Tuesday 1 December 2015

The origins of the EVP:

We’ve all seen at least one of the many ghost hunting TV shows out there; self pro-claimed paranormal investigators waving EMF meters around, swinging crystals in circles and attempting to record the voices of the dead. But did you ever wonder about the roots of the EVP?


Although he was known for being a writer and intellectual, it was parapsychology that Latvian born Konstantīns Raudive was passionate about.
So much so that he dedicated the last decade of his existence to the study of voices from beyond.

Once a student of psychiatrist and psychotherapist Carl Jung, as well as working as a university lecturer whilst in exile in Sweden to escape the Soviet occupation of Latvia during the second world war, Raudive settled into his old age with an intense interest in the afterlife.

In 1968 he published his book “Unhörbares wird hörbar” (inaudible becomes audible). The book was the fruit of 10 years of investigative labor into electronic voice phenomenon, or EVP for short, which was published three years later in English under the title of “breakthrough:an Amazing Experiment in Electronic Communication with the Dead”.

He made over 100,000 recordings in his decade of research, using methods such as leaving a microphone and recorder in an empty room and allowing it to record without interaction, recording radio static and white noise and diode recording using a regular antenna crystal radio, set to AM frequency.

**EXERCISE REQUIREMENTS**
- 1) Answer these questions about the article on the origins of the EVP:
(a) In what year did Raudive publish "Unhörbares wird hörbar"?
(b) Which psychiatrist and psychotherapist was Raudive once a student of?
(c) How many recordings did Raudive make in his decade of research?
- 2) Carry on the article about the origins of the EVP, picking up right after its final sentence.

**DATASET CONTENT**
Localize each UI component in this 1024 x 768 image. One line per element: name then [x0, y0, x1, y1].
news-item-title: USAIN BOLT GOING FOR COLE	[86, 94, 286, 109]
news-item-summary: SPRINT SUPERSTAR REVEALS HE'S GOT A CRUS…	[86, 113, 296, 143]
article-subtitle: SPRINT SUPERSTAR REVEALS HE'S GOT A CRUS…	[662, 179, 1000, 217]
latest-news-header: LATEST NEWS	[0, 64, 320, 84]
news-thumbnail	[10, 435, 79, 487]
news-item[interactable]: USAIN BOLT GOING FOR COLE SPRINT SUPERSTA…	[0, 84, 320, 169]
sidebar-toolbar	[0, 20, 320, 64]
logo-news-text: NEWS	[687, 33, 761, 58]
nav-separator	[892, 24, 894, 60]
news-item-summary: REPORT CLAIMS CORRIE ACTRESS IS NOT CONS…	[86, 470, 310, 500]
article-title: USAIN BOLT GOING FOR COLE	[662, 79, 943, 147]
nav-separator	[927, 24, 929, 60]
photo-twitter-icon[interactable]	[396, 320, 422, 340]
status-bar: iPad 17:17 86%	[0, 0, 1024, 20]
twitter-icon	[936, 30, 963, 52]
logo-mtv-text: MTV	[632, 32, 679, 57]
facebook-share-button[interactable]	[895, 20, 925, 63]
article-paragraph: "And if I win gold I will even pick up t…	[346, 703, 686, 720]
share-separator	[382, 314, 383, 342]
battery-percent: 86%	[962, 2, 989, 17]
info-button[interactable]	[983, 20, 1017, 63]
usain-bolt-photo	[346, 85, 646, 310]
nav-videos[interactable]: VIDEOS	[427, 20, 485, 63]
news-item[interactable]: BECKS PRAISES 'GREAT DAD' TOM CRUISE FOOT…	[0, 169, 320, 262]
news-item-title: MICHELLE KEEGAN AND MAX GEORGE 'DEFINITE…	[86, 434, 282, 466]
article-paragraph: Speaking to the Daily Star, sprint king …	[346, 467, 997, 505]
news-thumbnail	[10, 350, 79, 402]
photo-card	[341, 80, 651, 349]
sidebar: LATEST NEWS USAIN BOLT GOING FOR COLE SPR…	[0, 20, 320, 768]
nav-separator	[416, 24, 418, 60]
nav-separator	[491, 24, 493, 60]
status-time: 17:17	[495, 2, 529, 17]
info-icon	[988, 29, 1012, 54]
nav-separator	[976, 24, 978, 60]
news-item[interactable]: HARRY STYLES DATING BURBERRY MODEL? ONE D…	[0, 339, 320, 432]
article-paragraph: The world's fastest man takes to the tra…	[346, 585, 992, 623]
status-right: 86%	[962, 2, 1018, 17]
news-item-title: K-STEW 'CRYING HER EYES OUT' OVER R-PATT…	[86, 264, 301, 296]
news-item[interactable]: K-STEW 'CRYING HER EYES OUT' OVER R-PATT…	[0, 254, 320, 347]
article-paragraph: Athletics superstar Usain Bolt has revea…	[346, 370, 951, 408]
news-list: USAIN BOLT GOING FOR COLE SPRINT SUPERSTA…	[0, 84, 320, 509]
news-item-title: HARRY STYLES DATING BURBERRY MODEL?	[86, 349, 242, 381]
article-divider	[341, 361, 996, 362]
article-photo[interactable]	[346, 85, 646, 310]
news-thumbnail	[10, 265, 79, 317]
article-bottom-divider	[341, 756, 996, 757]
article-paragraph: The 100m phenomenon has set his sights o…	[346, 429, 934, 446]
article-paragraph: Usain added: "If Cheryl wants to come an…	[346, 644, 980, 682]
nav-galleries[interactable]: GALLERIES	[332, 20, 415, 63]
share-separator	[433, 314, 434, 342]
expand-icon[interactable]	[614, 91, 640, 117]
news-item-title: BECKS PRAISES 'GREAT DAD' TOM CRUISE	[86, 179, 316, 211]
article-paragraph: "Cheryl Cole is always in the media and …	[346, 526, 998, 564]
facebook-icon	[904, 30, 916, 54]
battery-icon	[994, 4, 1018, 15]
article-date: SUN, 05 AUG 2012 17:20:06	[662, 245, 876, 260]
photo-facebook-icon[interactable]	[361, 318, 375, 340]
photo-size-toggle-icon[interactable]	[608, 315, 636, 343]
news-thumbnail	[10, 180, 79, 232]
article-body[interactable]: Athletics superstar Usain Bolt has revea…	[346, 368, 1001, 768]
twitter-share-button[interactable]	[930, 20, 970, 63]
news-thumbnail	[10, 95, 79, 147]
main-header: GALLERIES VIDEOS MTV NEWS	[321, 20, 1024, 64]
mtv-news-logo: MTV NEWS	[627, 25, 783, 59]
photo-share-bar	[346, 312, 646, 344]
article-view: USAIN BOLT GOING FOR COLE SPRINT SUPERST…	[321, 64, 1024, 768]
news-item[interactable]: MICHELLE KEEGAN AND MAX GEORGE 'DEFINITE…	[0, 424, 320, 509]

**EXERCISE RESULTS**
- 1)
(a) 1968
(b) Carl Jung
(c) Over 100,000

- 2)
Raudive was Originally inspired by Friedrich Jürgenson’s book published in 1964 titled “Voices from space” which was inspired by some reel to reel recordings of EVP’s Jürgenson had accidentally picked up while recording birds singing in his garden. Allegedly, the birds could not be heard at all when he played the  recording back, and instead there was static and hissing. He heard the voice of his passed mother “Friedel, can you hear me? It’s Mummy”.

After hearing the voice, Jürgenson was said to abandon all of his other interests in pursuit of Parapsychology. In 1965 Raudive and Jürgenson met and together began investigating the voices of the dead. Raudive would listen to the audio over and over and was said to clearly hear and understand the different polyglottic voices present on the tapes. 

Here's a YT video of the Flexi for "Breakthrough" with examples of the EVPs. 

(Broken link. Soon to be replaced.)

(sources: worlditc, sonoloo, wikipedia)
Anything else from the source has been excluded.